** BEGIN Available data **

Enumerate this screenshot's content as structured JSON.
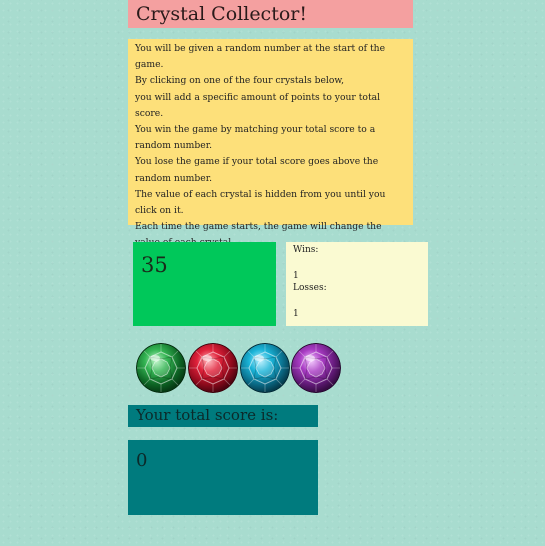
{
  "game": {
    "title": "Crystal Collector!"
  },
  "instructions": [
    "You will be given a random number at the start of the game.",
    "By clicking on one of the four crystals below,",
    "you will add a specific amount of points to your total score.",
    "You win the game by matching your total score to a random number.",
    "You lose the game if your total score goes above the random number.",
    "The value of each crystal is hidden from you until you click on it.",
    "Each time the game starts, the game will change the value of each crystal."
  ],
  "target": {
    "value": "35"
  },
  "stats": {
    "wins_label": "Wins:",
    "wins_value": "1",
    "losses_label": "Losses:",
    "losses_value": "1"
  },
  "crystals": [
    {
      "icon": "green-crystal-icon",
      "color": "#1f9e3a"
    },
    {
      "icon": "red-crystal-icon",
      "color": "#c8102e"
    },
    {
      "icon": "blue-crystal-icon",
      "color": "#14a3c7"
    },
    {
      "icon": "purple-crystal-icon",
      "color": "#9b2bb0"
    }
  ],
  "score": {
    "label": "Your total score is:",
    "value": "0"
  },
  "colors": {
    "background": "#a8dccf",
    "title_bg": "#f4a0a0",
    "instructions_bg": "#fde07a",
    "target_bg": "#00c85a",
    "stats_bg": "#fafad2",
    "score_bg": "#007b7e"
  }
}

** END Available data **

● What is expected
Above are some records. Count the lines among them with the word "crystals", and answer with the number only.

● Written response
2